* What the task requires:
Give the count of lines in the data that include "items", with no other words.
==== Excerpted data
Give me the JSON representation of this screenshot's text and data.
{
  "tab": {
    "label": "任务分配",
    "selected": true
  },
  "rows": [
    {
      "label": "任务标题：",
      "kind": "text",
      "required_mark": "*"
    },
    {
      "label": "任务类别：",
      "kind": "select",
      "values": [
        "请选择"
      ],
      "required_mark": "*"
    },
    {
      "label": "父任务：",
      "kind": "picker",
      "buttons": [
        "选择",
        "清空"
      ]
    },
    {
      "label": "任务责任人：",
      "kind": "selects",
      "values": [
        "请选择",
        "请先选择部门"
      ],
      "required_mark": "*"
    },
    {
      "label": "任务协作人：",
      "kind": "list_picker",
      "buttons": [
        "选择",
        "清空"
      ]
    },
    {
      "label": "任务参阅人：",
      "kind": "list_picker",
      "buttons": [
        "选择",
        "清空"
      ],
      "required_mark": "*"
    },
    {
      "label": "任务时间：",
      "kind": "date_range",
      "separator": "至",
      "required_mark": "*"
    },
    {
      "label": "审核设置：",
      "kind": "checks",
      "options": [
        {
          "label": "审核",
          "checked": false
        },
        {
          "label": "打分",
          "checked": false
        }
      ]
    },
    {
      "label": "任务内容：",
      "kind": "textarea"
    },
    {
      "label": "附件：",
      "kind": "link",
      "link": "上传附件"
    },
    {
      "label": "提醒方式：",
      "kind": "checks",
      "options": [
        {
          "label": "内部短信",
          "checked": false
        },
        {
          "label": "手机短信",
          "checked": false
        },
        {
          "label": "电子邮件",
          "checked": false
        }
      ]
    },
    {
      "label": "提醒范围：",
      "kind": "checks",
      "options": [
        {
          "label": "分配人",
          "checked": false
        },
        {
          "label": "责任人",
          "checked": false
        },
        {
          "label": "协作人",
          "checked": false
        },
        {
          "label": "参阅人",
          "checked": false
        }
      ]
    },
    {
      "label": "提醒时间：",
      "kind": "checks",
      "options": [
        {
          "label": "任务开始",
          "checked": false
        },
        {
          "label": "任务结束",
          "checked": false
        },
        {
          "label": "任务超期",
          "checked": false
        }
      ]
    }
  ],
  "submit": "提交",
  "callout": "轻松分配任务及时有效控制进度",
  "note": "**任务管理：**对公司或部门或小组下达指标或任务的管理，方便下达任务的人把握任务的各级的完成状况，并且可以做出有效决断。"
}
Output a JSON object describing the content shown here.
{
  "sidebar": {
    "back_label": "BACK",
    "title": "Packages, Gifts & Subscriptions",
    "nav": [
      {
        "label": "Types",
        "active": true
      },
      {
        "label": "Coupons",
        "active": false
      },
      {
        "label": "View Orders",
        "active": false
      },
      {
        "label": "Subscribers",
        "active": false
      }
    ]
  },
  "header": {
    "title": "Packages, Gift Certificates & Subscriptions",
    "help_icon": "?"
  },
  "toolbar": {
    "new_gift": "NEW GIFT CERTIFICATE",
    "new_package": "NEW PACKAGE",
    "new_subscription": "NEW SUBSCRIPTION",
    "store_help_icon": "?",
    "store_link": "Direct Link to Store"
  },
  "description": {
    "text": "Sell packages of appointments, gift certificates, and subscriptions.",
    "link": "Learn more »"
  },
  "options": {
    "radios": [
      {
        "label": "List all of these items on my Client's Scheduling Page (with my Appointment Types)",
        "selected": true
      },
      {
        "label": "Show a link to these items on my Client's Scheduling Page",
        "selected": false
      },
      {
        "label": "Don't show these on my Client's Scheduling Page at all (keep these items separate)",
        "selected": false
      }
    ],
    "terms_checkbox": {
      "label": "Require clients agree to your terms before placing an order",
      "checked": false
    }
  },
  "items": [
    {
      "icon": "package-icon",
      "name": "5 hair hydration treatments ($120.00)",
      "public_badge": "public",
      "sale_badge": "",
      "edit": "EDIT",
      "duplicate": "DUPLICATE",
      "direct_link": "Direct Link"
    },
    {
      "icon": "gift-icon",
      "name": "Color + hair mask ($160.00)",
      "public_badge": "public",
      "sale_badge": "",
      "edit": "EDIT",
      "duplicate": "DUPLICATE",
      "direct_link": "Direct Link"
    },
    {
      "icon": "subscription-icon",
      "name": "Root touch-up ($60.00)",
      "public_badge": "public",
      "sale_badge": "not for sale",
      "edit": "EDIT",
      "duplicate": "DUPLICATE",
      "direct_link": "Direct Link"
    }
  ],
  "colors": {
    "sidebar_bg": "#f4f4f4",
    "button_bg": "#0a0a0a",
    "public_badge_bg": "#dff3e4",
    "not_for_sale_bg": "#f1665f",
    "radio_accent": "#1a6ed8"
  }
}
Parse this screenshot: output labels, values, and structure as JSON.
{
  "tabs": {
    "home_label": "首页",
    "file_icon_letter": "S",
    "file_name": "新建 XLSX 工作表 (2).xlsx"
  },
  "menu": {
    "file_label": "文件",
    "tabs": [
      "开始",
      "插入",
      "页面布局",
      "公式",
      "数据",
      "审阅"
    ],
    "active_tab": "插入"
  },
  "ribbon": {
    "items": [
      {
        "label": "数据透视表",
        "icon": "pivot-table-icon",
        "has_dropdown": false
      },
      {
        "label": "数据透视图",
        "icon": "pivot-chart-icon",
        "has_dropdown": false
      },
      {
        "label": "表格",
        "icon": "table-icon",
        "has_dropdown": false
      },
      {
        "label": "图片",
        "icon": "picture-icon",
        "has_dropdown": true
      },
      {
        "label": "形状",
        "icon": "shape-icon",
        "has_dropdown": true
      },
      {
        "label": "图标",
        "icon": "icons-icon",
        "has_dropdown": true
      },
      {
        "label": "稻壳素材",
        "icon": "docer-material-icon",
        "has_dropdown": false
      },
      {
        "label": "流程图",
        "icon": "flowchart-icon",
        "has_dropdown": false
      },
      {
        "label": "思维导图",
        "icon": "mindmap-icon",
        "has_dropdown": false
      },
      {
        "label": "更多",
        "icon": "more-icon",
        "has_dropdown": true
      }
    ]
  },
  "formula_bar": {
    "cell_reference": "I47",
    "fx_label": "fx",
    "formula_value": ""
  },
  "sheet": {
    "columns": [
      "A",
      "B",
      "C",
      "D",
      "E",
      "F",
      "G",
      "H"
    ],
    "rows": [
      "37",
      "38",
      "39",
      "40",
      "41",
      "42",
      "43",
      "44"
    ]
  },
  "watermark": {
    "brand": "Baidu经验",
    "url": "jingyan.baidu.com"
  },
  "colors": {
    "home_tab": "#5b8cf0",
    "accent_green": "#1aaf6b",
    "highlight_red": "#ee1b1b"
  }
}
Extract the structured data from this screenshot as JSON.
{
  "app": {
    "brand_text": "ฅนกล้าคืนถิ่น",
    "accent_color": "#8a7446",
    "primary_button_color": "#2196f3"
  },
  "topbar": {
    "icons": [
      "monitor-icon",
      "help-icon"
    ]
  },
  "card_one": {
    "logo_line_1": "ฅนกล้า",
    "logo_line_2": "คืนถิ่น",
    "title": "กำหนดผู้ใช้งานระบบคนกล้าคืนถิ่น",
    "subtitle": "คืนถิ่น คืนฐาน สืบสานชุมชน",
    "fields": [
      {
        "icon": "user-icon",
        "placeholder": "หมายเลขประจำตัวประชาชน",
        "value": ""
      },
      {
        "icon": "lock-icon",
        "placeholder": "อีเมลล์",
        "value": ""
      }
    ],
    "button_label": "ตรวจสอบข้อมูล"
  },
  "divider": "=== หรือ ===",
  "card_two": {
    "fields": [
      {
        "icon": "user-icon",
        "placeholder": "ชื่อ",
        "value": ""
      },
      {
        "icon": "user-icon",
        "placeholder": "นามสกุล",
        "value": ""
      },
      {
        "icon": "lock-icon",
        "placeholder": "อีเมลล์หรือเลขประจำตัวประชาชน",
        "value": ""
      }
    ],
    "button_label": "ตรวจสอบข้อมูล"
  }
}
========
* Expected output:
5